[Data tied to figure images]
——
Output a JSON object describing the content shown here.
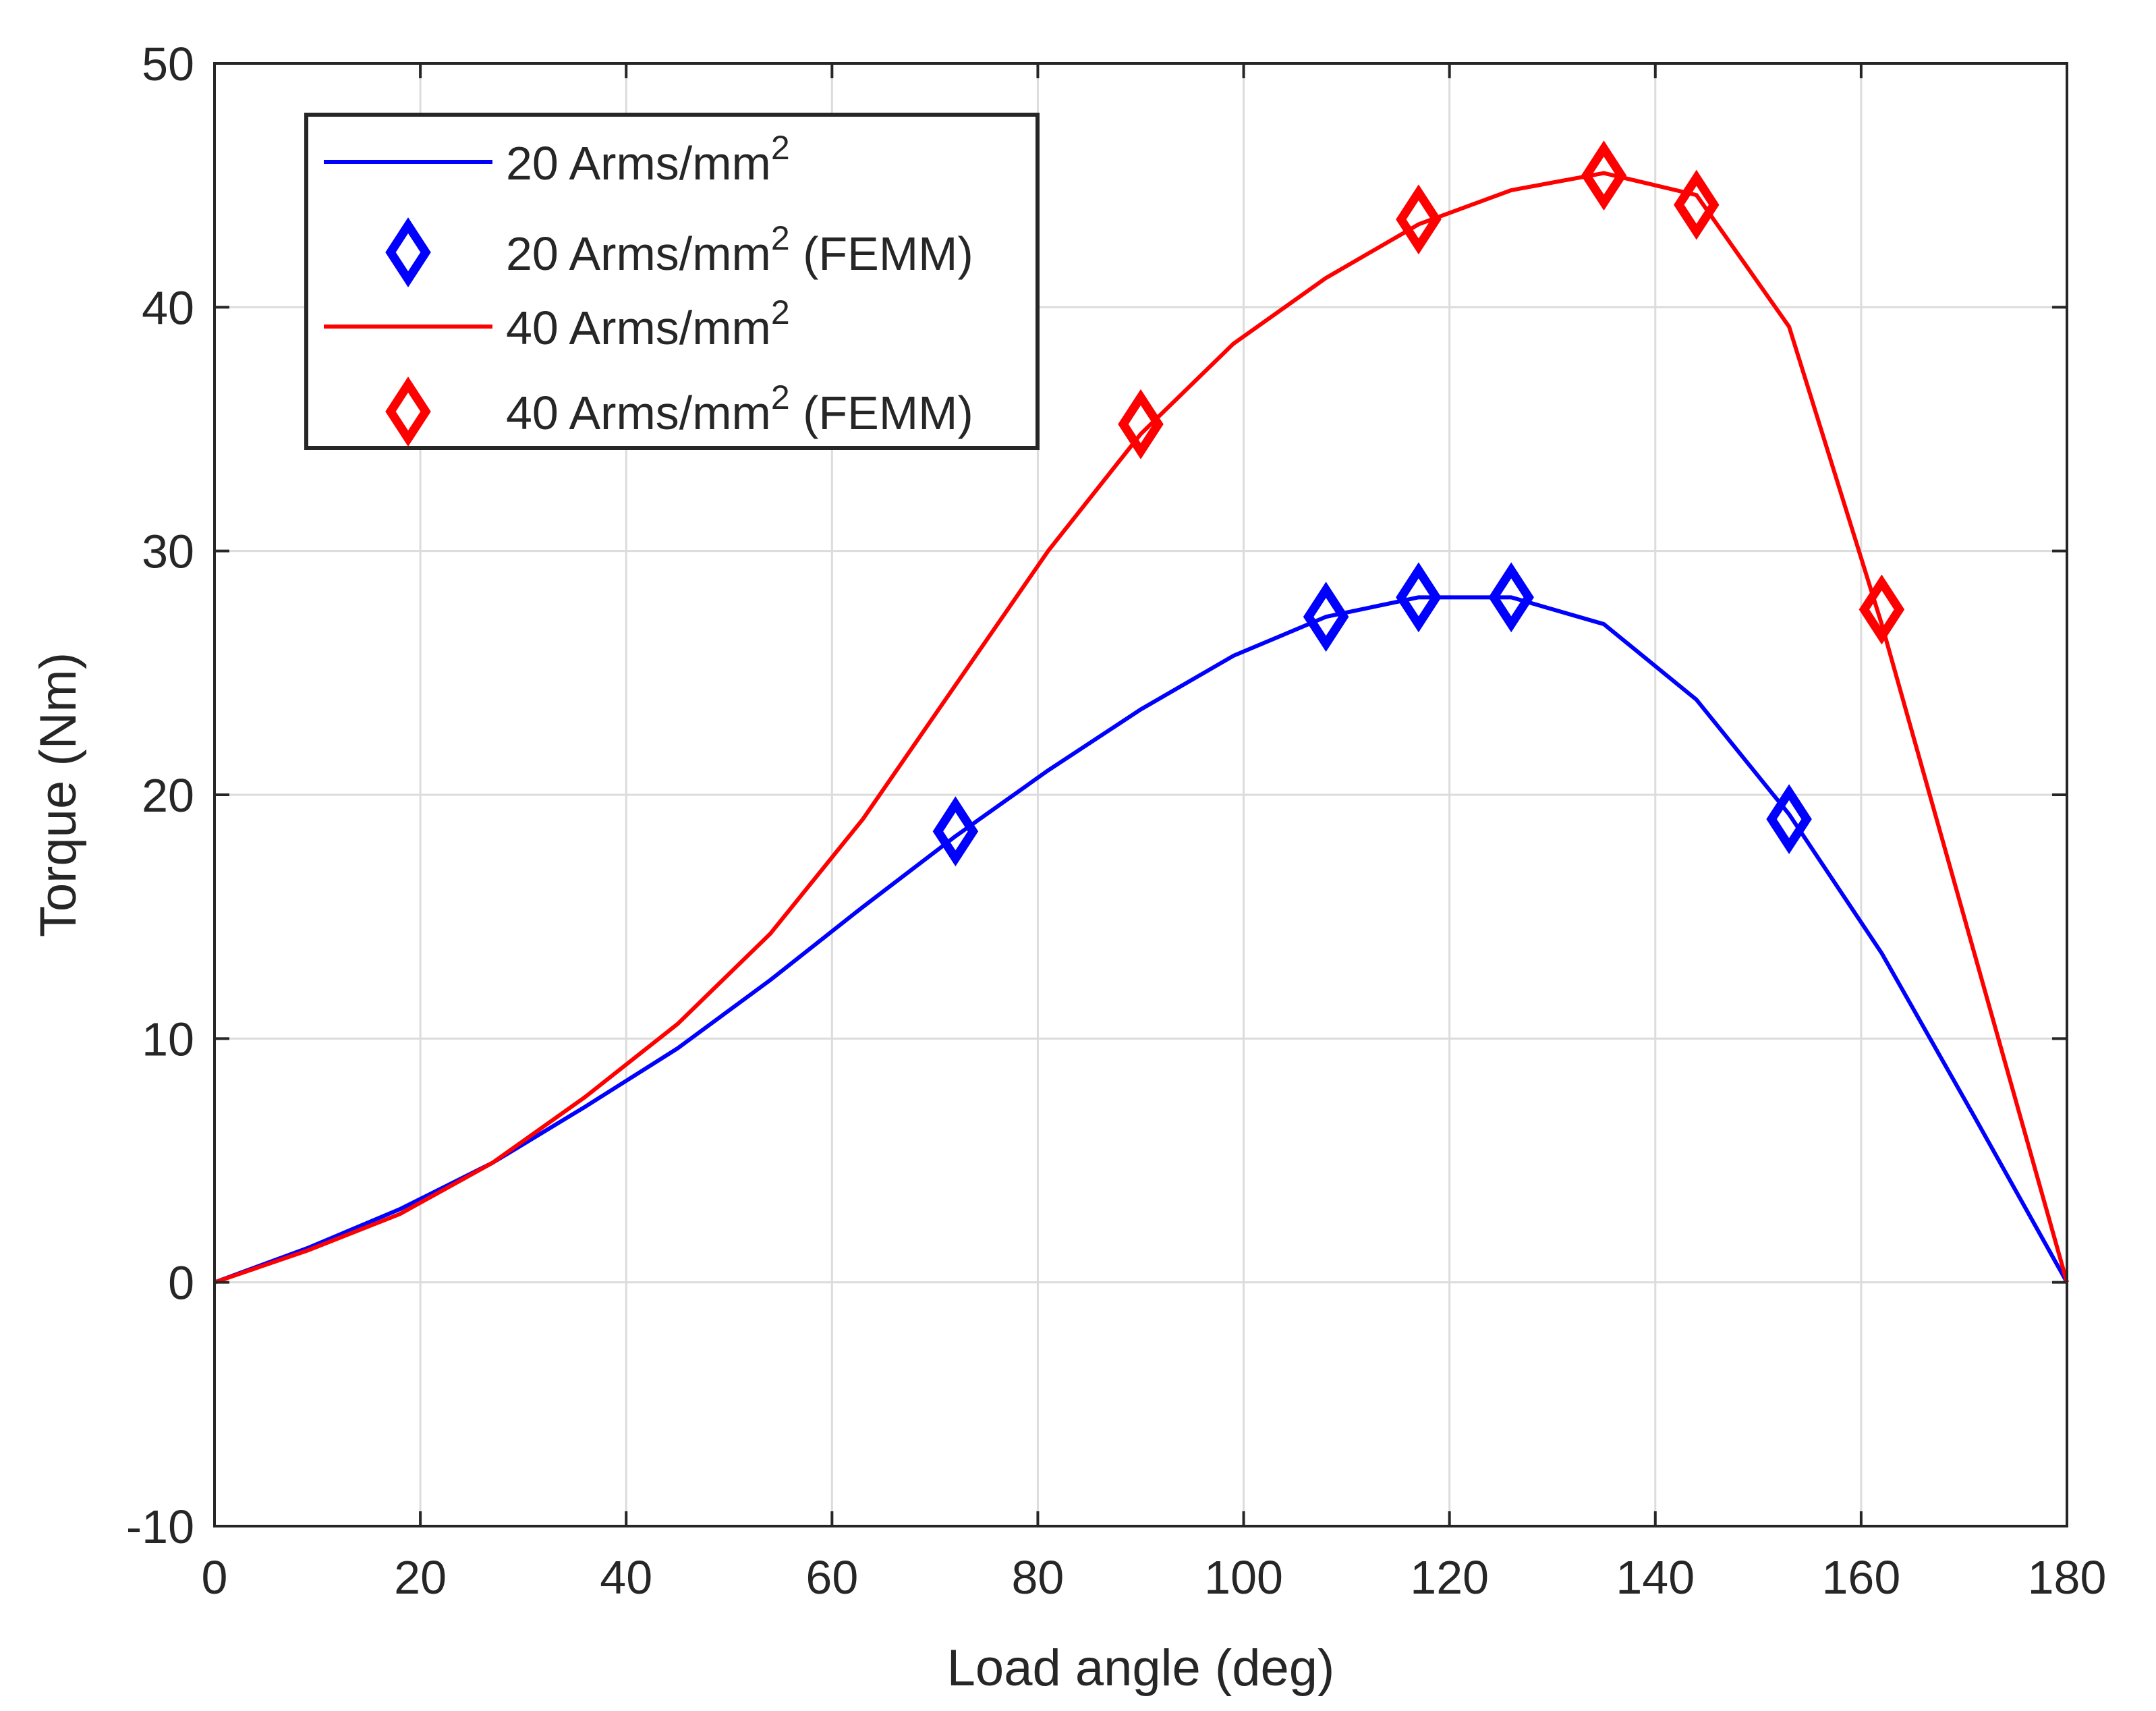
{
  "chart_data": {
    "type": "line",
    "xlabel": "Load angle (deg)",
    "ylabel": "Torque (Nm)",
    "xlim": [
      0,
      180
    ],
    "ylim": [
      -10,
      50
    ],
    "xticks": [
      0,
      20,
      40,
      60,
      80,
      100,
      120,
      140,
      160,
      180
    ],
    "yticks": [
      -10,
      0,
      10,
      20,
      30,
      40,
      50
    ],
    "xtick_labels": [
      "0",
      "20",
      "40",
      "60",
      "80",
      "100",
      "120",
      "140",
      "160",
      "180"
    ],
    "ytick_labels": [
      "-10",
      "0",
      "10",
      "20",
      "30",
      "40",
      "50"
    ],
    "grid": true,
    "legend_position": "top-left",
    "series": [
      {
        "name": "20 Arms/mm²",
        "legend_main": "20 Arms/mm",
        "legend_sup": "2",
        "legend_suffix": "",
        "style": "line",
        "color": "#0000ff",
        "x": [
          0,
          9,
          18,
          27,
          36,
          45,
          54,
          63,
          72,
          81,
          90,
          99,
          108,
          117,
          126,
          135,
          144,
          153,
          162,
          171,
          180
        ],
        "y": [
          0,
          1.4,
          3.0,
          4.9,
          7.2,
          9.6,
          12.4,
          15.4,
          18.3,
          21.0,
          23.5,
          25.7,
          27.3,
          28.1,
          28.1,
          27.0,
          23.9,
          19.2,
          13.5,
          6.8,
          0
        ]
      },
      {
        "name": "20 Arms/mm² (FEMM)",
        "legend_main": "20 Arms/mm",
        "legend_sup": "2",
        "legend_suffix": " (FEMM)",
        "style": "marker",
        "marker": "diamond",
        "color": "#0000ff",
        "x": [
          72,
          108,
          117,
          126,
          153
        ],
        "y": [
          18.5,
          27.3,
          28.1,
          28.1,
          19.0
        ]
      },
      {
        "name": "40 Arms/mm²",
        "legend_main": "40 Arms/mm",
        "legend_sup": "2",
        "legend_suffix": "",
        "style": "line",
        "color": "#ff0000",
        "x": [
          0,
          9,
          18,
          27,
          36,
          45,
          54,
          63,
          72,
          81,
          90,
          99,
          108,
          117,
          126,
          135,
          144,
          153,
          162,
          171,
          180
        ],
        "y": [
          0,
          1.3,
          2.8,
          4.9,
          7.6,
          10.6,
          14.3,
          19.0,
          24.5,
          30.0,
          34.8,
          38.5,
          41.2,
          43.4,
          44.8,
          45.5,
          44.6,
          39.2,
          27.0,
          13.5,
          0
        ]
      },
      {
        "name": "40 Arms/mm² (FEMM)",
        "legend_main": "40 Arms/mm",
        "legend_sup": "2",
        "legend_suffix": " (FEMM)",
        "style": "marker",
        "marker": "diamond",
        "color": "#ff0000",
        "x": [
          90,
          117,
          135,
          144,
          162
        ],
        "y": [
          35.2,
          43.6,
          45.4,
          44.2,
          27.6
        ]
      }
    ]
  }
}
——
Restate the records word for word, omitting images.

Output a JSON object describing the content shown here.
{
  "chart_data": {
    "type": "line",
    "xlabel": "Load angle (deg)",
    "ylabel": "Torque (Nm)",
    "xlim": [
      0,
      180
    ],
    "ylim": [
      -10,
      50
    ],
    "xticks": [
      0,
      20,
      40,
      60,
      80,
      100,
      120,
      140,
      160,
      180
    ],
    "yticks": [
      -10,
      0,
      10,
      20,
      30,
      40,
      50
    ],
    "xtick_labels": [
      "0",
      "20",
      "40",
      "60",
      "80",
      "100",
      "120",
      "140",
      "160",
      "180"
    ],
    "ytick_labels": [
      "-10",
      "0",
      "10",
      "20",
      "30",
      "40",
      "50"
    ],
    "grid": true,
    "legend_position": "top-left",
    "series": [
      {
        "name": "20 Arms/mm²",
        "legend_main": "20 Arms/mm",
        "legend_sup": "2",
        "legend_suffix": "",
        "style": "line",
        "color": "#0000ff",
        "x": [
          0,
          9,
          18,
          27,
          36,
          45,
          54,
          63,
          72,
          81,
          90,
          99,
          108,
          117,
          126,
          135,
          144,
          153,
          162,
          171,
          180
        ],
        "y": [
          0,
          1.4,
          3.0,
          4.9,
          7.2,
          9.6,
          12.4,
          15.4,
          18.3,
          21.0,
          23.5,
          25.7,
          27.3,
          28.1,
          28.1,
          27.0,
          23.9,
          19.2,
          13.5,
          6.8,
          0
        ]
      },
      {
        "name": "20 Arms/mm² (FEMM)",
        "legend_main": "20 Arms/mm",
        "legend_sup": "2",
        "legend_suffix": " (FEMM)",
        "style": "marker",
        "marker": "diamond",
        "color": "#0000ff",
        "x": [
          72,
          108,
          117,
          126,
          153
        ],
        "y": [
          18.5,
          27.3,
          28.1,
          28.1,
          19.0
        ]
      },
      {
        "name": "40 Arms/mm²",
        "legend_main": "40 Arms/mm",
        "legend_sup": "2",
        "legend_suffix": "",
        "style": "line",
        "color": "#ff0000",
        "x": [
          0,
          9,
          18,
          27,
          36,
          45,
          54,
          63,
          72,
          81,
          90,
          99,
          108,
          117,
          126,
          135,
          144,
          153,
          162,
          171,
          180
        ],
        "y": [
          0,
          1.3,
          2.8,
          4.9,
          7.6,
          10.6,
          14.3,
          19.0,
          24.5,
          30.0,
          34.8,
          38.5,
          41.2,
          43.4,
          44.8,
          45.5,
          44.6,
          39.2,
          27.0,
          13.5,
          0
        ]
      },
      {
        "name": "40 Arms/mm² (FEMM)",
        "legend_main": "40 Arms/mm",
        "legend_sup": "2",
        "legend_suffix": " (FEMM)",
        "style": "marker",
        "marker": "diamond",
        "color": "#ff0000",
        "x": [
          90,
          117,
          135,
          144,
          162
        ],
        "y": [
          35.2,
          43.6,
          45.4,
          44.2,
          27.6
        ]
      }
    ]
  }
}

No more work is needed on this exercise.